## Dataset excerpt
----------

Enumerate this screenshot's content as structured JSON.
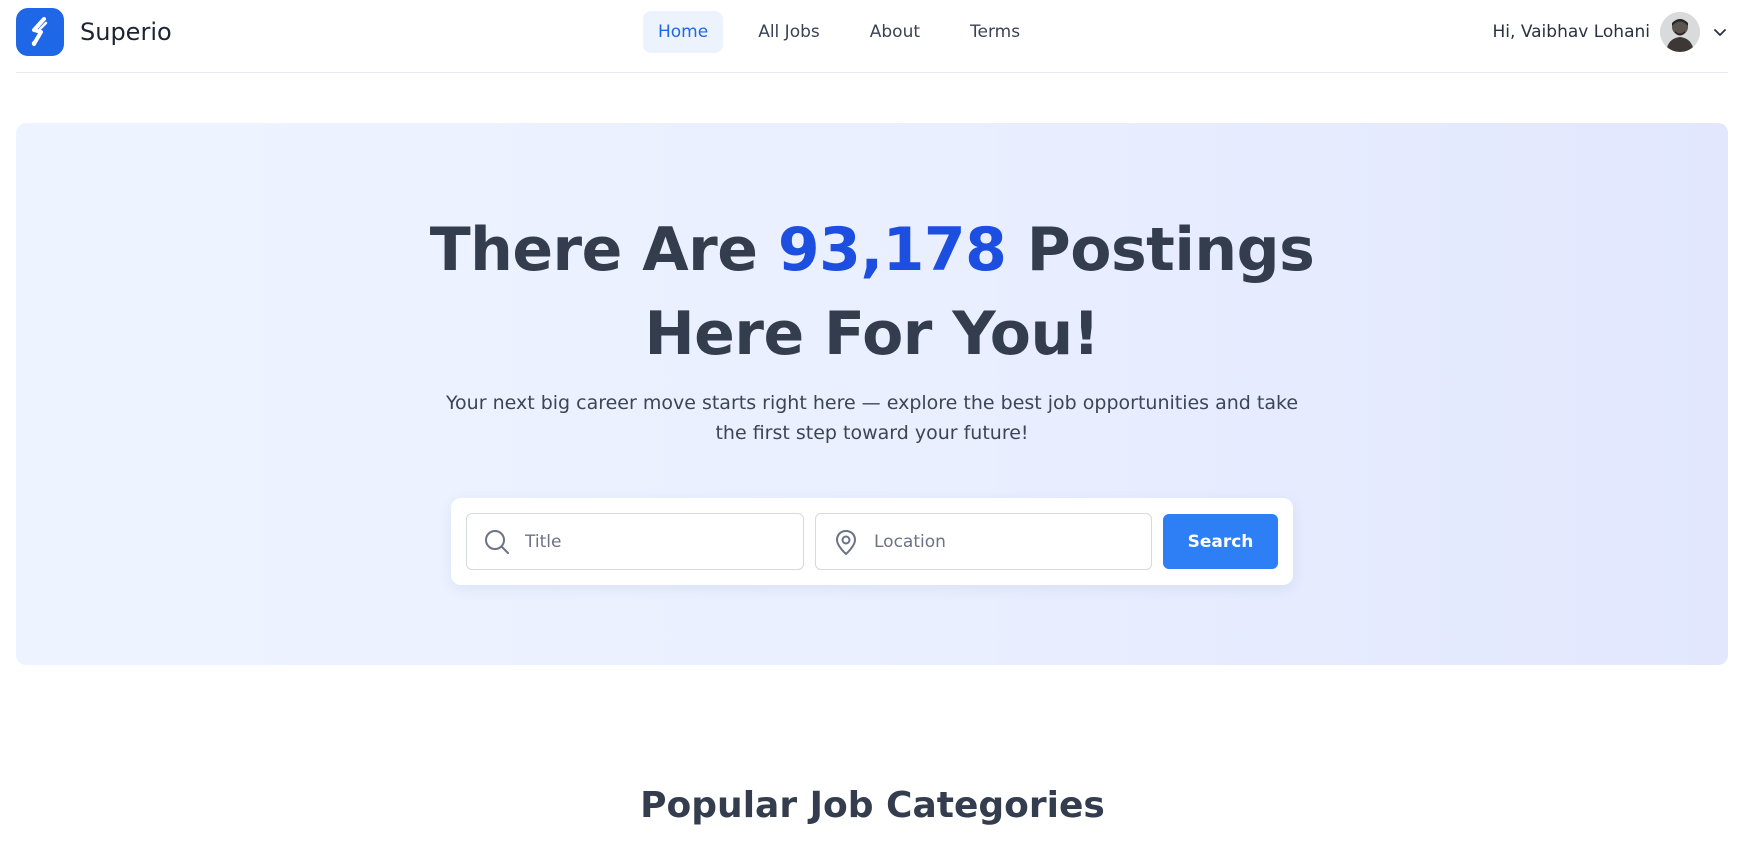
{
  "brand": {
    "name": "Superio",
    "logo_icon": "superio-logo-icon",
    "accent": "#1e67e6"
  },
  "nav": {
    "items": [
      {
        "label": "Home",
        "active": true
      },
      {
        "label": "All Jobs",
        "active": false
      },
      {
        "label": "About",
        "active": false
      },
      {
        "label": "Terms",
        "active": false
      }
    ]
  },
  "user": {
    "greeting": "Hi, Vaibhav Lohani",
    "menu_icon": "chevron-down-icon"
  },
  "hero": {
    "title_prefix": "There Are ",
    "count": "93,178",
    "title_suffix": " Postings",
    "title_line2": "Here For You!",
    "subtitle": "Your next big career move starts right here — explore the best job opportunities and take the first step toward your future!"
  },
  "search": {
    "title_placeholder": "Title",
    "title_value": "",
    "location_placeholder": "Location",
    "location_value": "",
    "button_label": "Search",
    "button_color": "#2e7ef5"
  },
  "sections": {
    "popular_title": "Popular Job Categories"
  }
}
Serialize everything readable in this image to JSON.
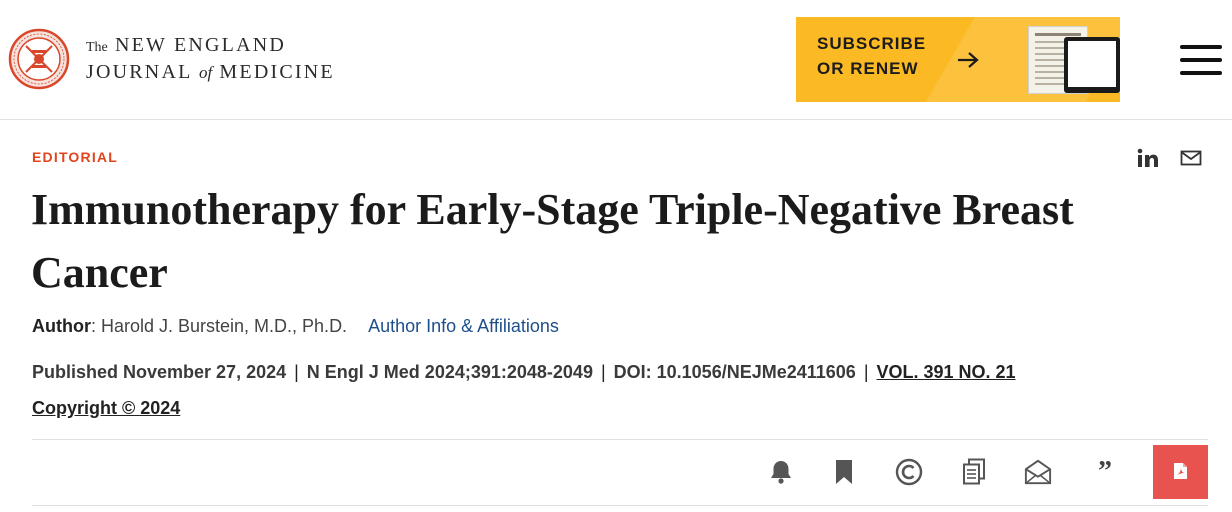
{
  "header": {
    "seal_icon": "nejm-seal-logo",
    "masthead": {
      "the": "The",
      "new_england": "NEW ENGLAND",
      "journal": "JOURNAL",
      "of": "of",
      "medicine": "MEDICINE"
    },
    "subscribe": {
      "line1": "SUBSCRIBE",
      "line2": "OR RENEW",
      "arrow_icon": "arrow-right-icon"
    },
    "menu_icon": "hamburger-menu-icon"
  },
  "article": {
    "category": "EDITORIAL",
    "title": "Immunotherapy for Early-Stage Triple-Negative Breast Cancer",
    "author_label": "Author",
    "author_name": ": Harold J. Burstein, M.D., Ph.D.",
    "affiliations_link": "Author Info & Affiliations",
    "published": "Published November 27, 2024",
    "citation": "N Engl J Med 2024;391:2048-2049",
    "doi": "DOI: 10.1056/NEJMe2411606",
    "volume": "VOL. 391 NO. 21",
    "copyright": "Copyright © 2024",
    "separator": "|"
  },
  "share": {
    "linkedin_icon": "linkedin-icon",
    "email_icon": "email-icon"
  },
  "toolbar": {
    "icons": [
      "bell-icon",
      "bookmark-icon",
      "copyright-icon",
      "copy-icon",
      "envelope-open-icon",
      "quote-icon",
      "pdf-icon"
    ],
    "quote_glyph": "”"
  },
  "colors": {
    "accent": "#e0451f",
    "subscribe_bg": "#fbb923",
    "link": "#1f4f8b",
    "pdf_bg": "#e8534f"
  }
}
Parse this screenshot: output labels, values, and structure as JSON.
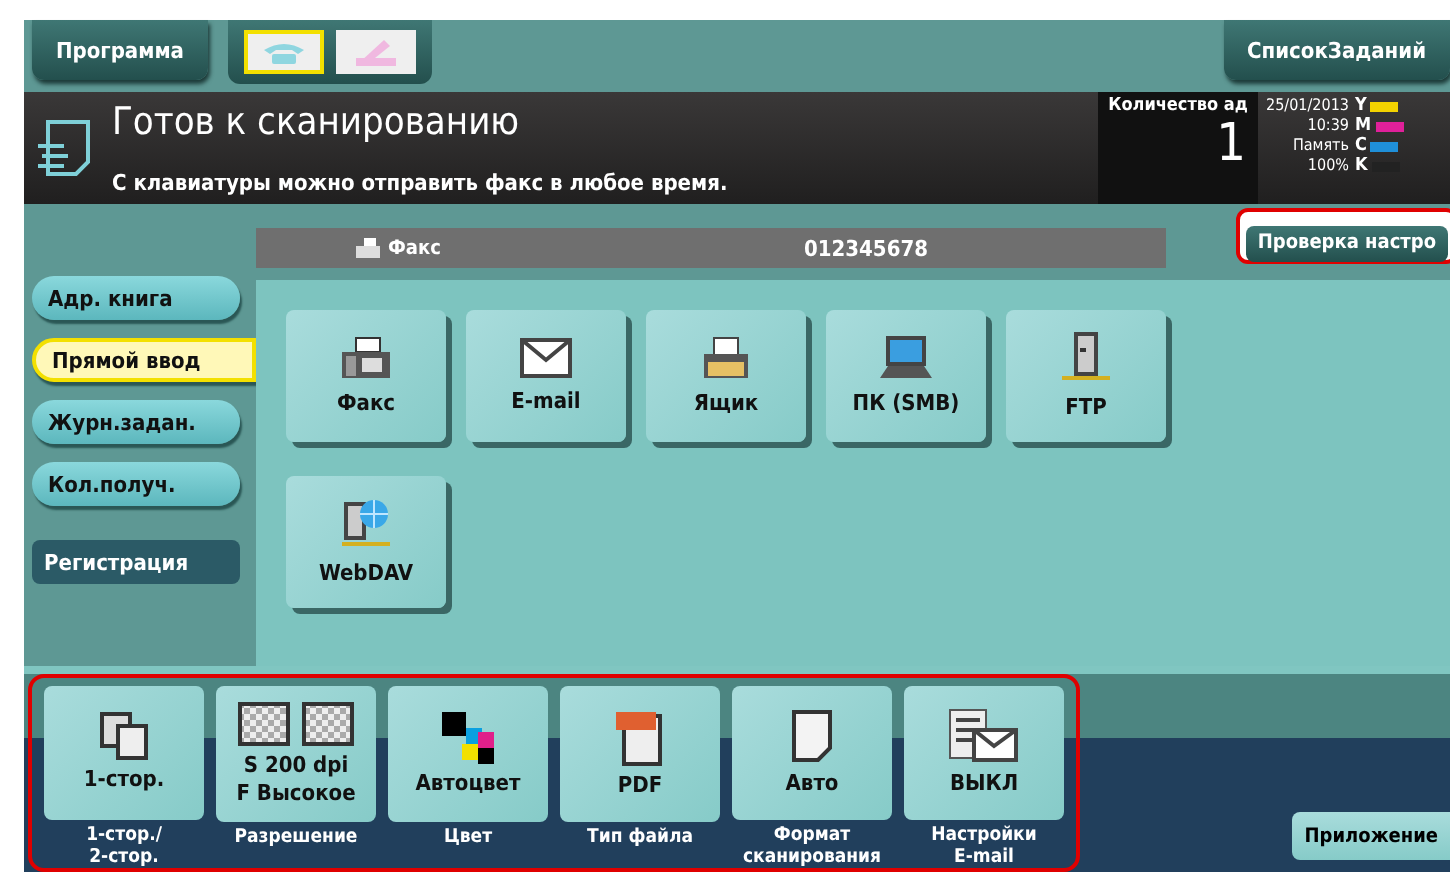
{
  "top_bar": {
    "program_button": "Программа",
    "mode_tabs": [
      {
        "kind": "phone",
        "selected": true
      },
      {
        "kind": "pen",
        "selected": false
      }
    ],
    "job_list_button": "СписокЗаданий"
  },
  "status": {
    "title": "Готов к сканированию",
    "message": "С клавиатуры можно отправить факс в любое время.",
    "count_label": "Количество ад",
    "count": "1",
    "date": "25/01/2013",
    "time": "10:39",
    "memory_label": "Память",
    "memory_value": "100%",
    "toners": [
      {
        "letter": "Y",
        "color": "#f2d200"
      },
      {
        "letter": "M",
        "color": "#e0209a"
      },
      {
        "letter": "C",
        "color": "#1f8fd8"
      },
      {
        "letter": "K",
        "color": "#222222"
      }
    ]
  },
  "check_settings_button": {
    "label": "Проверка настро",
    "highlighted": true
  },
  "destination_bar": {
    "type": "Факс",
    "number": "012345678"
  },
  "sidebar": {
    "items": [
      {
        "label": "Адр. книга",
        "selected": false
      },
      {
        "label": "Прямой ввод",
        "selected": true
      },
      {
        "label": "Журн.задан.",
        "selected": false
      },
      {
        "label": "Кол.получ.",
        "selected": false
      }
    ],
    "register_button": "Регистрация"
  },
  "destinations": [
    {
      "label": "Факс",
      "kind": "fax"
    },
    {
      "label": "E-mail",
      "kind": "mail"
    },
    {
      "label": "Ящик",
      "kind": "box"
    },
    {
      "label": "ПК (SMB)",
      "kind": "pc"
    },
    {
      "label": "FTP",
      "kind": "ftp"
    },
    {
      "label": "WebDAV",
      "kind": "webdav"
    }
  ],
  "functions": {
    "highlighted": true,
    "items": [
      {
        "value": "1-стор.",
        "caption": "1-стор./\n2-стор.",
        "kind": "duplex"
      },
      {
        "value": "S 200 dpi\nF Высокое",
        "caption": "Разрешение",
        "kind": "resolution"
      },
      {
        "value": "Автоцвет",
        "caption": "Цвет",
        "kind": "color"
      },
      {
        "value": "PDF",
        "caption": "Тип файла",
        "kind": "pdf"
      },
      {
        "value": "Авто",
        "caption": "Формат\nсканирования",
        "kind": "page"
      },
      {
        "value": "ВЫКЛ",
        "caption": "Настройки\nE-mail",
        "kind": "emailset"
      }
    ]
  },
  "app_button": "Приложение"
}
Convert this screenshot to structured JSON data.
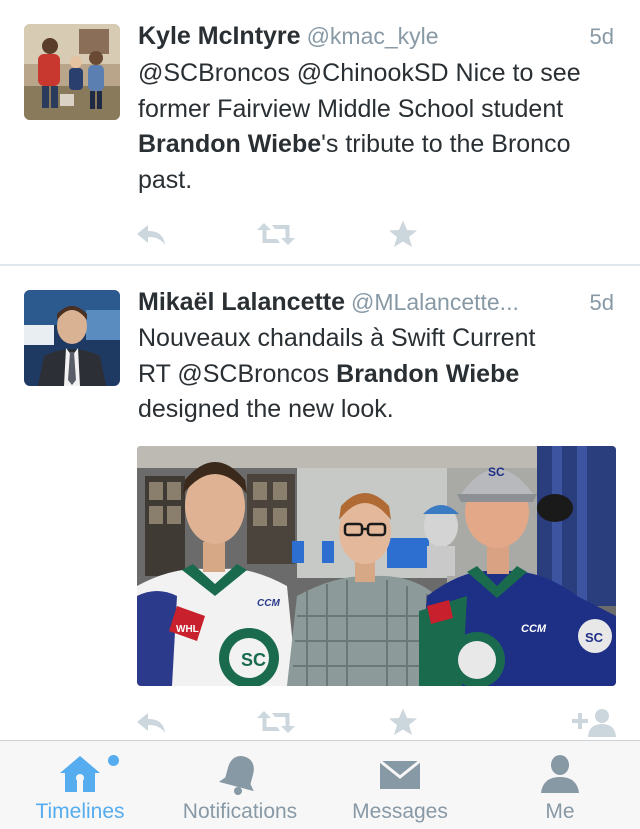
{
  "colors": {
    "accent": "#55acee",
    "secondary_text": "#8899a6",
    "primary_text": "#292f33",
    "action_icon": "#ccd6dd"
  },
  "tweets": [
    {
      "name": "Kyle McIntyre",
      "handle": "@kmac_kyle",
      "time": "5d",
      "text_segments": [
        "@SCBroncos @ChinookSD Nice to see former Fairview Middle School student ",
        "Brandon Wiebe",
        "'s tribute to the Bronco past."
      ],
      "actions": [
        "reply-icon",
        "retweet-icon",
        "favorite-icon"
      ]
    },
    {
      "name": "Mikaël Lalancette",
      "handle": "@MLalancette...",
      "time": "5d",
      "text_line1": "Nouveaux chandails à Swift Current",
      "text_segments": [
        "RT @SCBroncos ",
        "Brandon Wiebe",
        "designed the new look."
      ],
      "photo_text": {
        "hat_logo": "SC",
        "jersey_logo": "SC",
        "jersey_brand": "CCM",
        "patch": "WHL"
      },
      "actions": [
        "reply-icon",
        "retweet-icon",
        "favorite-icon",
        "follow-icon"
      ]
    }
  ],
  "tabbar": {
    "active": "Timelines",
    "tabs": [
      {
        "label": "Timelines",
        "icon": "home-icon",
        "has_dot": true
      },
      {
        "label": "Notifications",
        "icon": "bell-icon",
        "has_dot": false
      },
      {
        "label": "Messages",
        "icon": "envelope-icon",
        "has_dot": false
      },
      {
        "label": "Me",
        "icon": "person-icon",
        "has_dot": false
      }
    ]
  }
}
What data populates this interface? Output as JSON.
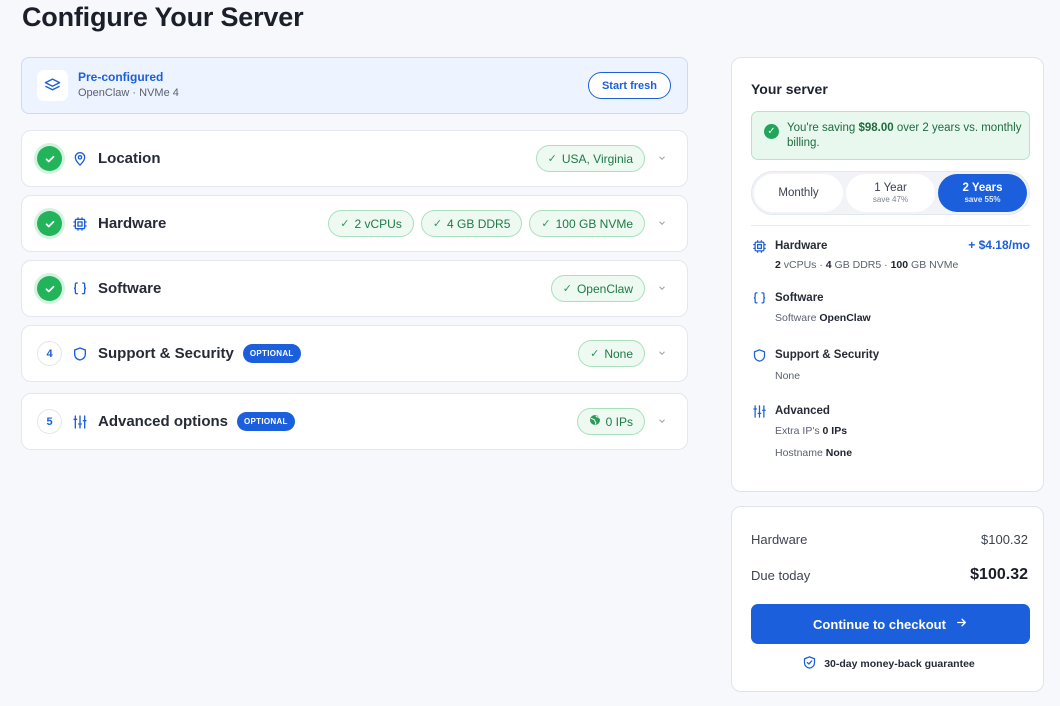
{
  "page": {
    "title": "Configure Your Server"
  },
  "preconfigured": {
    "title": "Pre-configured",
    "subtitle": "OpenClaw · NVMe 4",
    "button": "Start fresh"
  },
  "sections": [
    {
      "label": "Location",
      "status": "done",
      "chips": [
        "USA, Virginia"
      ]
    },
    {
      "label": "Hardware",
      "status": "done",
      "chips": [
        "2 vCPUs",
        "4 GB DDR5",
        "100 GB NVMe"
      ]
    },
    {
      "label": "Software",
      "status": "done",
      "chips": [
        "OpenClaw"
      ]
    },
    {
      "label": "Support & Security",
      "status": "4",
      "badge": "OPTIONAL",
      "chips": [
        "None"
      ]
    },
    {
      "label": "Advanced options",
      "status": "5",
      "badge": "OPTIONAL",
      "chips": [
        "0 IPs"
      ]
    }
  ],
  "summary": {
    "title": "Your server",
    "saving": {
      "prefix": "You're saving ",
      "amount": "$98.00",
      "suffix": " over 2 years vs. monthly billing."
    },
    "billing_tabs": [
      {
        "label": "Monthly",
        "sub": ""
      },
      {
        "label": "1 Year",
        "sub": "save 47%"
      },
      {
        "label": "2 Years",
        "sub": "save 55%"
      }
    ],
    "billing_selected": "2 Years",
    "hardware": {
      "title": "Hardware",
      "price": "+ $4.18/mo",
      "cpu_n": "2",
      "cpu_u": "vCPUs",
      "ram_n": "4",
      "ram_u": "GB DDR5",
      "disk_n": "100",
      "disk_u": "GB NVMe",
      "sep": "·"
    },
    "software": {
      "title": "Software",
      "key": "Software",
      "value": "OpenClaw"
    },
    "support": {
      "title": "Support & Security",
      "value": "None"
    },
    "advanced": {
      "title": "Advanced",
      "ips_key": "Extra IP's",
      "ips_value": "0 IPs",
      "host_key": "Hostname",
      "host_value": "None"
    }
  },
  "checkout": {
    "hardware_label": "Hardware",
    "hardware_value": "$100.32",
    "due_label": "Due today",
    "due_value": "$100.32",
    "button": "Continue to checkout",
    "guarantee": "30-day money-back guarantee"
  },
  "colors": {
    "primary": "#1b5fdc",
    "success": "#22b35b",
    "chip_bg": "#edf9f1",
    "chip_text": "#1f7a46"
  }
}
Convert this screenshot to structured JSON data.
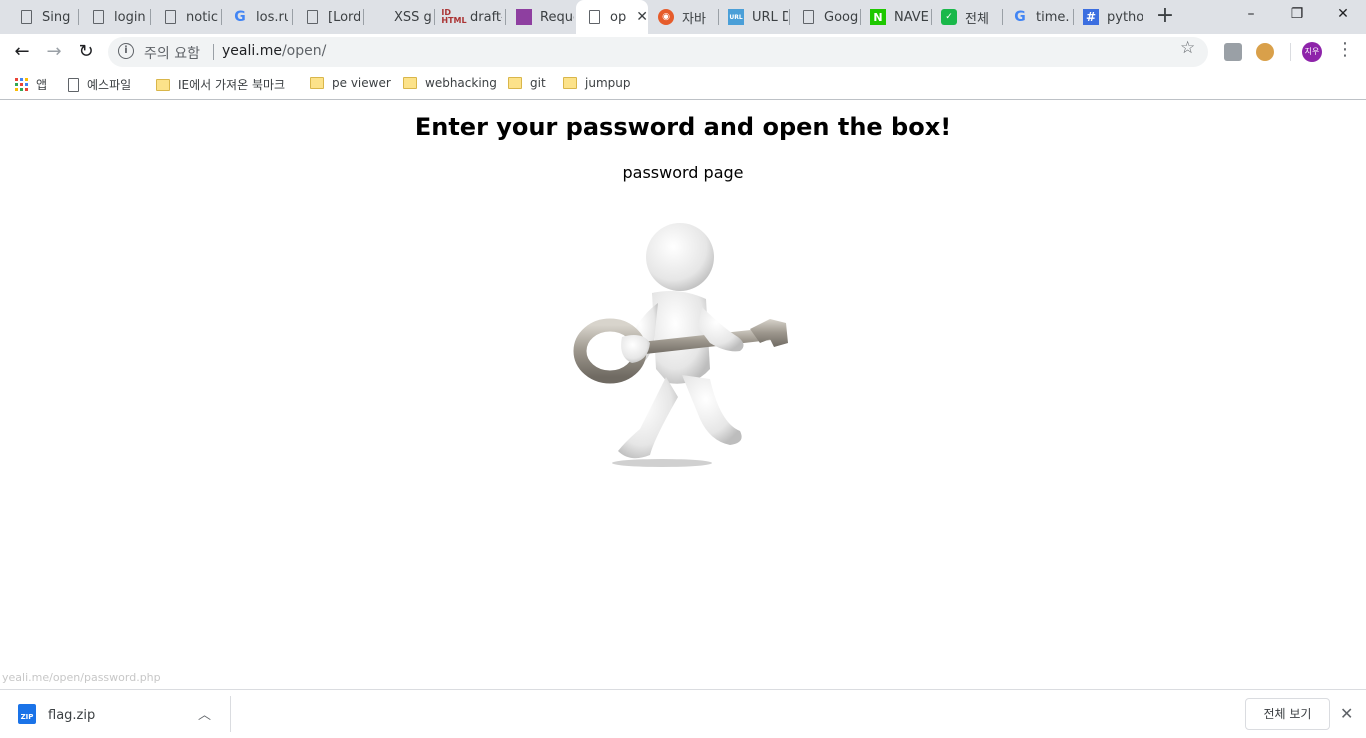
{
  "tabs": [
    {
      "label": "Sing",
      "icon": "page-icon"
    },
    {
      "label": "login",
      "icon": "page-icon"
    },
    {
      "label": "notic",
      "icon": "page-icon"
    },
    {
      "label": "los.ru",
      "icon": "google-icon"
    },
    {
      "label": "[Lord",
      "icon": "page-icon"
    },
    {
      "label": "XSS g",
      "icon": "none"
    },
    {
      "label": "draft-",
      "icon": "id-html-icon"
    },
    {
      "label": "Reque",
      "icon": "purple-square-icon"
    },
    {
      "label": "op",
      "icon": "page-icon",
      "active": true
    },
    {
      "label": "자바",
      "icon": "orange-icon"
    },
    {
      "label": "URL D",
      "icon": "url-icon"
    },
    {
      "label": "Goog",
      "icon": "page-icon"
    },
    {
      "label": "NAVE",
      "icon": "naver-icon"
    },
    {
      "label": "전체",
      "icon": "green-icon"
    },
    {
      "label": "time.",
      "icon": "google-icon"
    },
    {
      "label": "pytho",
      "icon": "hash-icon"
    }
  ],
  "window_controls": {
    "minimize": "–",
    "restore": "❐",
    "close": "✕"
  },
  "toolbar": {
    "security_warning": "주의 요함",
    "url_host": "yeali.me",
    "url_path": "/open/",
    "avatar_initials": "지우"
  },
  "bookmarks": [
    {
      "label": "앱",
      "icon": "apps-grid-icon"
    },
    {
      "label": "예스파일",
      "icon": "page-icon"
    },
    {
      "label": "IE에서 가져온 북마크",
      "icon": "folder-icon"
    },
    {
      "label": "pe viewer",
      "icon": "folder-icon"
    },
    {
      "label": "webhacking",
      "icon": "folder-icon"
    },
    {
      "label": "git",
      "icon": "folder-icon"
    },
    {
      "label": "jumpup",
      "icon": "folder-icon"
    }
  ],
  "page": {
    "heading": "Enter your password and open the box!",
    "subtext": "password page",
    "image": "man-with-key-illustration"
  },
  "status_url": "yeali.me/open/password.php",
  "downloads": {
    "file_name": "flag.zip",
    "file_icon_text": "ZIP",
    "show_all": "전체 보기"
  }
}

----------

## Directive
Search the entries for "subtitle" and copy out each line that has it.

## Task solution
    "subtitle": "Your next big career move starts right here — explore the best job opportunities and take the first step toward your future!"
    "subtitle": "OpenClaw · NVMe 4",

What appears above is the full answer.